[Data entries for graphics]

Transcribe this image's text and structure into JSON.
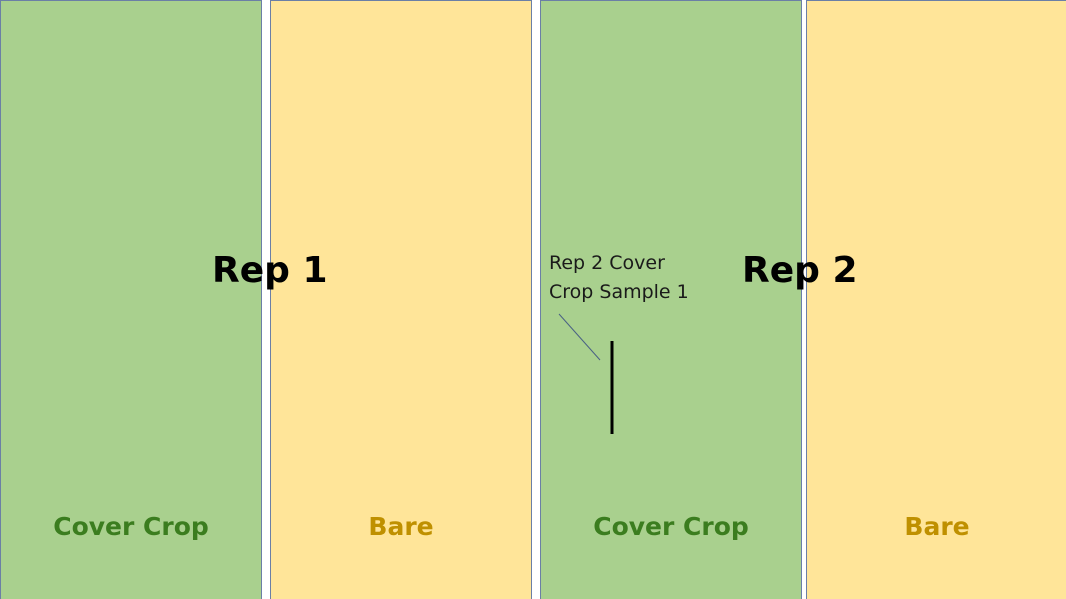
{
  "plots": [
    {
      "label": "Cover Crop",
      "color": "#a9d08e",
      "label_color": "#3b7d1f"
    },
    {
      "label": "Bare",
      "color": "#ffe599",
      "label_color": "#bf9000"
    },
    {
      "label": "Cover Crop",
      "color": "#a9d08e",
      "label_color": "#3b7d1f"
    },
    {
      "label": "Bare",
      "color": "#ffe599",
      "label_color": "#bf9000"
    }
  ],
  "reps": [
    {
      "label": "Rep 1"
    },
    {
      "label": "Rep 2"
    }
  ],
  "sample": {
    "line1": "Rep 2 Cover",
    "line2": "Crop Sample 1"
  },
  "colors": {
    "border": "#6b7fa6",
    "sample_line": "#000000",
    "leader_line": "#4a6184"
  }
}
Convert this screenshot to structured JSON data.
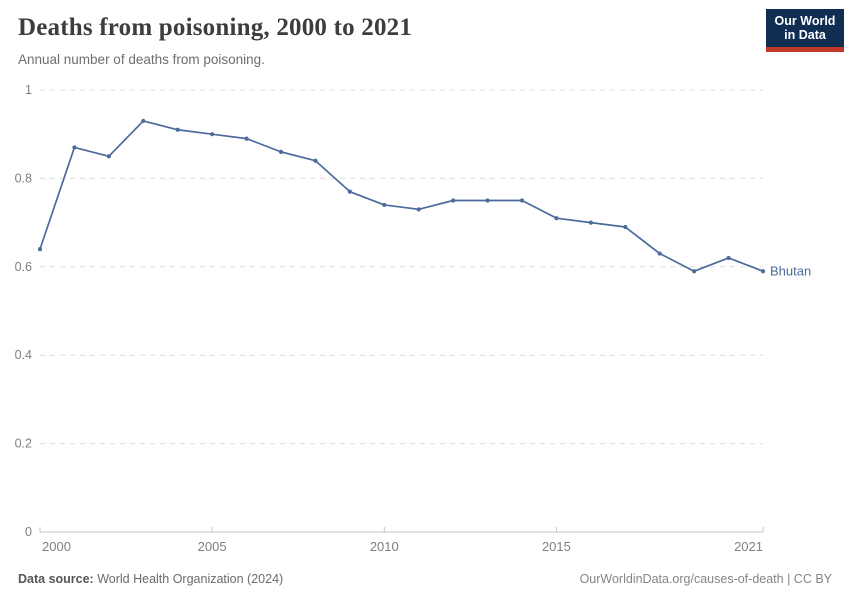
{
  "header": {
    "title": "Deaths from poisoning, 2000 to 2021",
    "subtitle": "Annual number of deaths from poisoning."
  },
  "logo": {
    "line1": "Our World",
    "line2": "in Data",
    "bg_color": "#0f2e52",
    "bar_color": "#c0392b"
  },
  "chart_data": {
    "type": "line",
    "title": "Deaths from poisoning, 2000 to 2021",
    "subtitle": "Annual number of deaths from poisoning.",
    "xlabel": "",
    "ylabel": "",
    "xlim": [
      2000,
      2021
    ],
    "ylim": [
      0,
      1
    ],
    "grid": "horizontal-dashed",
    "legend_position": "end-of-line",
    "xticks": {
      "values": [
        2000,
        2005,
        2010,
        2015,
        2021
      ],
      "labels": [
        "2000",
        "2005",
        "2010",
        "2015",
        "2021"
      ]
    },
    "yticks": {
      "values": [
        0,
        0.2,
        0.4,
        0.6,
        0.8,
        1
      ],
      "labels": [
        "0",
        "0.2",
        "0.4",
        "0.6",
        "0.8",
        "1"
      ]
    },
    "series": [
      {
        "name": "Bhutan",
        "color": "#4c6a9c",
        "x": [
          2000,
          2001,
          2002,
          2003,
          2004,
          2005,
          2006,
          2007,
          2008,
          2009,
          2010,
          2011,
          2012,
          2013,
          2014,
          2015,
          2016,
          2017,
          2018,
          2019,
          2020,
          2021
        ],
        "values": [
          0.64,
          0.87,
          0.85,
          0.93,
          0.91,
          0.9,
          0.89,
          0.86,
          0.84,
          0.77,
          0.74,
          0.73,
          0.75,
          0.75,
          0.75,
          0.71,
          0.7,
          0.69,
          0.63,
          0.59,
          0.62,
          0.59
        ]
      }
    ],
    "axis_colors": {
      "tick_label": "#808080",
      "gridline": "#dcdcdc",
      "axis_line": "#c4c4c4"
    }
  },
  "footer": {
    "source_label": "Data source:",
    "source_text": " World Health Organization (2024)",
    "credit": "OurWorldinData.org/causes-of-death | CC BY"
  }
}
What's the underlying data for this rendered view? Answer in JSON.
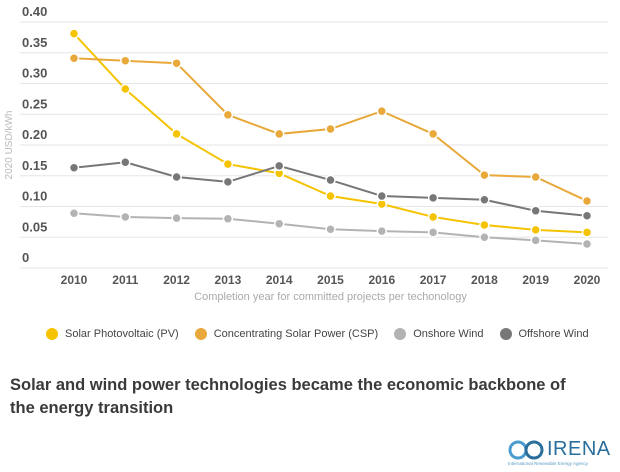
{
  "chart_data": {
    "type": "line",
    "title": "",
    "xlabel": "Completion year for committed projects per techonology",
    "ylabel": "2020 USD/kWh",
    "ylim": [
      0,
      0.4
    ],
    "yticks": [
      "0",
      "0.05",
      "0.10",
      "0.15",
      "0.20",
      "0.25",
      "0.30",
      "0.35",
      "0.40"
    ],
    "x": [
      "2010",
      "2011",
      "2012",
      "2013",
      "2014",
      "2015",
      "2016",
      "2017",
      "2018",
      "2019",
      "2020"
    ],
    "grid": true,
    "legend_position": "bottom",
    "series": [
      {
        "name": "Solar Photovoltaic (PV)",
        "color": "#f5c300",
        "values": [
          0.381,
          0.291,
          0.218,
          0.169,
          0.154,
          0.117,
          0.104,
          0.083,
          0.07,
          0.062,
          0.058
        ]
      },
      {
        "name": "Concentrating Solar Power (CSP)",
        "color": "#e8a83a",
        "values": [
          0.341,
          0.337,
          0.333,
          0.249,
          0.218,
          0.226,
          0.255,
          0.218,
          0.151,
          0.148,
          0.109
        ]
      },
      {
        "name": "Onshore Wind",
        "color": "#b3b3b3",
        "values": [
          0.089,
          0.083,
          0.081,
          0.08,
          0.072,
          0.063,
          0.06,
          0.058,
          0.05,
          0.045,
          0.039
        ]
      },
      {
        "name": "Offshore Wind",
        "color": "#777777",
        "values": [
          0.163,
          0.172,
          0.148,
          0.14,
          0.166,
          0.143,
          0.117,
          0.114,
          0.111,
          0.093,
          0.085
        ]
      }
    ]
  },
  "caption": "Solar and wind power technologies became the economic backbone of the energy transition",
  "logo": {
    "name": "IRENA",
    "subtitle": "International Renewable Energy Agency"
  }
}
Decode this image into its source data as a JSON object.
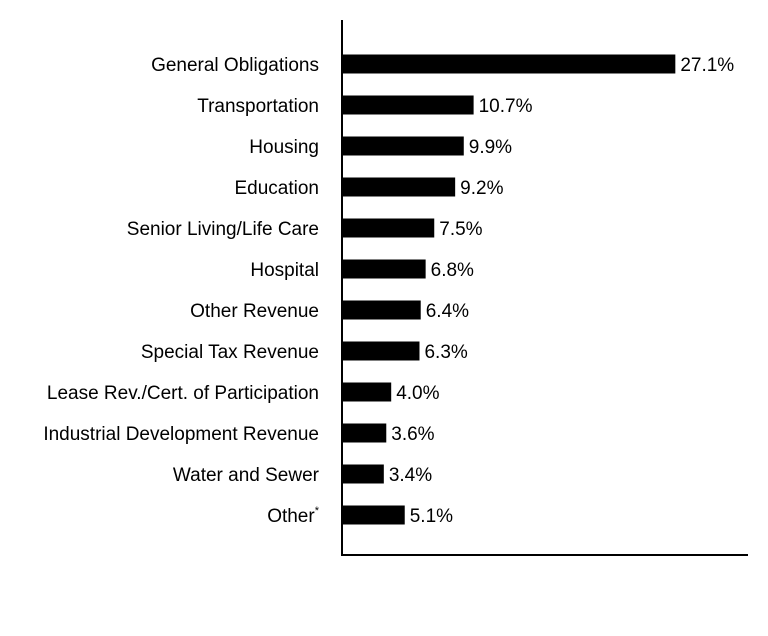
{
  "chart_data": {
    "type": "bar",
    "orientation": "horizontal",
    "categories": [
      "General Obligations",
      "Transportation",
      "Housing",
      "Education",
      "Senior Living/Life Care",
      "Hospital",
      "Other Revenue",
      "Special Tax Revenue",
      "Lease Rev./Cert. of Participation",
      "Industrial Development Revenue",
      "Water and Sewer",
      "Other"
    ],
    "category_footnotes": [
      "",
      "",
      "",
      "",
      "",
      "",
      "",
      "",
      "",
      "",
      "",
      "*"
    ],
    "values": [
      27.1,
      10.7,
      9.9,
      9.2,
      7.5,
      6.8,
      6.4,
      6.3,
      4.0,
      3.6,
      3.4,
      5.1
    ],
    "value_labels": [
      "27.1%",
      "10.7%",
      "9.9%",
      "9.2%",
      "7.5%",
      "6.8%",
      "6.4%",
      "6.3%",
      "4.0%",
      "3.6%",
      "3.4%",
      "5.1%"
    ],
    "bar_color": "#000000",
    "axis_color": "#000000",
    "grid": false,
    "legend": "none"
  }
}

**WHAT IS REQUIRED**
Take the listing above and print it exactly, apart from the pictures.

**OUTPUT OF THE TASK**
Transcribe this image's text and structure into JSON.
{
  "plots": [
    {
      "label": "Cover Crop",
      "color": "#a9d08e",
      "label_color": "#3b7d1f"
    },
    {
      "label": "Bare",
      "color": "#ffe599",
      "label_color": "#bf9000"
    },
    {
      "label": "Cover Crop",
      "color": "#a9d08e",
      "label_color": "#3b7d1f"
    },
    {
      "label": "Bare",
      "color": "#ffe599",
      "label_color": "#bf9000"
    }
  ],
  "reps": [
    {
      "label": "Rep 1"
    },
    {
      "label": "Rep 2"
    }
  ],
  "sample": {
    "line1": "Rep 2 Cover",
    "line2": "Crop Sample 1"
  },
  "colors": {
    "border": "#6b7fa6",
    "sample_line": "#000000",
    "leader_line": "#4a6184"
  }
}
Convert this screenshot to structured JSON data.
{
  "header": {
    "title": "Deaths from poisoning, 2000 to 2021",
    "subtitle": "Annual number of deaths from poisoning."
  },
  "logo": {
    "line1": "Our World",
    "line2": "in Data",
    "bg_color": "#0f2e52",
    "bar_color": "#c0392b"
  },
  "chart_data": {
    "type": "line",
    "title": "Deaths from poisoning, 2000 to 2021",
    "subtitle": "Annual number of deaths from poisoning.",
    "xlabel": "",
    "ylabel": "",
    "xlim": [
      2000,
      2021
    ],
    "ylim": [
      0,
      1
    ],
    "grid": "horizontal-dashed",
    "legend_position": "end-of-line",
    "xticks": {
      "values": [
        2000,
        2005,
        2010,
        2015,
        2021
      ],
      "labels": [
        "2000",
        "2005",
        "2010",
        "2015",
        "2021"
      ]
    },
    "yticks": {
      "values": [
        0,
        0.2,
        0.4,
        0.6,
        0.8,
        1
      ],
      "labels": [
        "0",
        "0.2",
        "0.4",
        "0.6",
        "0.8",
        "1"
      ]
    },
    "series": [
      {
        "name": "Bhutan",
        "color": "#4c6a9c",
        "x": [
          2000,
          2001,
          2002,
          2003,
          2004,
          2005,
          2006,
          2007,
          2008,
          2009,
          2010,
          2011,
          2012,
          2013,
          2014,
          2015,
          2016,
          2017,
          2018,
          2019,
          2020,
          2021
        ],
        "values": [
          0.64,
          0.87,
          0.85,
          0.93,
          0.91,
          0.9,
          0.89,
          0.86,
          0.84,
          0.77,
          0.74,
          0.73,
          0.75,
          0.75,
          0.75,
          0.71,
          0.7,
          0.69,
          0.63,
          0.59,
          0.62,
          0.59
        ]
      }
    ],
    "axis_colors": {
      "tick_label": "#808080",
      "gridline": "#dcdcdc",
      "axis_line": "#c4c4c4"
    }
  },
  "footer": {
    "source_label": "Data source:",
    "source_text": " World Health Organization (2024)",
    "credit": "OurWorldinData.org/causes-of-death | CC BY"
  }
}
What's the underlying data for this rendered view? Answer in JSON.
{
  "chart_data": {
    "type": "line",
    "title": "",
    "xlabel": "Completion year for committed projects per techonology",
    "ylabel": "2020 USD/kWh",
    "ylim": [
      0,
      0.4
    ],
    "yticks": [
      "0",
      "0.05",
      "0.10",
      "0.15",
      "0.20",
      "0.25",
      "0.30",
      "0.35",
      "0.40"
    ],
    "x": [
      "2010",
      "2011",
      "2012",
      "2013",
      "2014",
      "2015",
      "2016",
      "2017",
      "2018",
      "2019",
      "2020"
    ],
    "grid": true,
    "legend_position": "bottom",
    "series": [
      {
        "name": "Solar Photovoltaic (PV)",
        "color": "#f5c300",
        "values": [
          0.381,
          0.291,
          0.218,
          0.169,
          0.154,
          0.117,
          0.104,
          0.083,
          0.07,
          0.062,
          0.058
        ]
      },
      {
        "name": "Concentrating Solar Power (CSP)",
        "color": "#e8a83a",
        "values": [
          0.341,
          0.337,
          0.333,
          0.249,
          0.218,
          0.226,
          0.255,
          0.218,
          0.151,
          0.148,
          0.109
        ]
      },
      {
        "name": "Onshore Wind",
        "color": "#b3b3b3",
        "values": [
          0.089,
          0.083,
          0.081,
          0.08,
          0.072,
          0.063,
          0.06,
          0.058,
          0.05,
          0.045,
          0.039
        ]
      },
      {
        "name": "Offshore Wind",
        "color": "#777777",
        "values": [
          0.163,
          0.172,
          0.148,
          0.14,
          0.166,
          0.143,
          0.117,
          0.114,
          0.111,
          0.093,
          0.085
        ]
      }
    ]
  },
  "caption": "Solar and wind power technologies became the economic backbone of the energy transition",
  "logo": {
    "name": "IRENA",
    "subtitle": "International Renewable Energy Agency"
  }
}
Decode this image into its source data as a JSON object.
{
  "chart_data": {
    "type": "bar",
    "orientation": "horizontal",
    "categories": [
      "General Obligations",
      "Transportation",
      "Housing",
      "Education",
      "Senior Living/Life Care",
      "Hospital",
      "Other Revenue",
      "Special Tax Revenue",
      "Lease Rev./Cert. of Participation",
      "Industrial Development Revenue",
      "Water and Sewer",
      "Other"
    ],
    "category_footnotes": [
      "",
      "",
      "",
      "",
      "",
      "",
      "",
      "",
      "",
      "",
      "",
      "*"
    ],
    "values": [
      27.1,
      10.7,
      9.9,
      9.2,
      7.5,
      6.8,
      6.4,
      6.3,
      4.0,
      3.6,
      3.4,
      5.1
    ],
    "value_labels": [
      "27.1%",
      "10.7%",
      "9.9%",
      "9.2%",
      "7.5%",
      "6.8%",
      "6.4%",
      "6.3%",
      "4.0%",
      "3.6%",
      "3.4%",
      "5.1%"
    ],
    "bar_color": "#000000",
    "axis_color": "#000000",
    "grid": false,
    "legend": "none"
  }
}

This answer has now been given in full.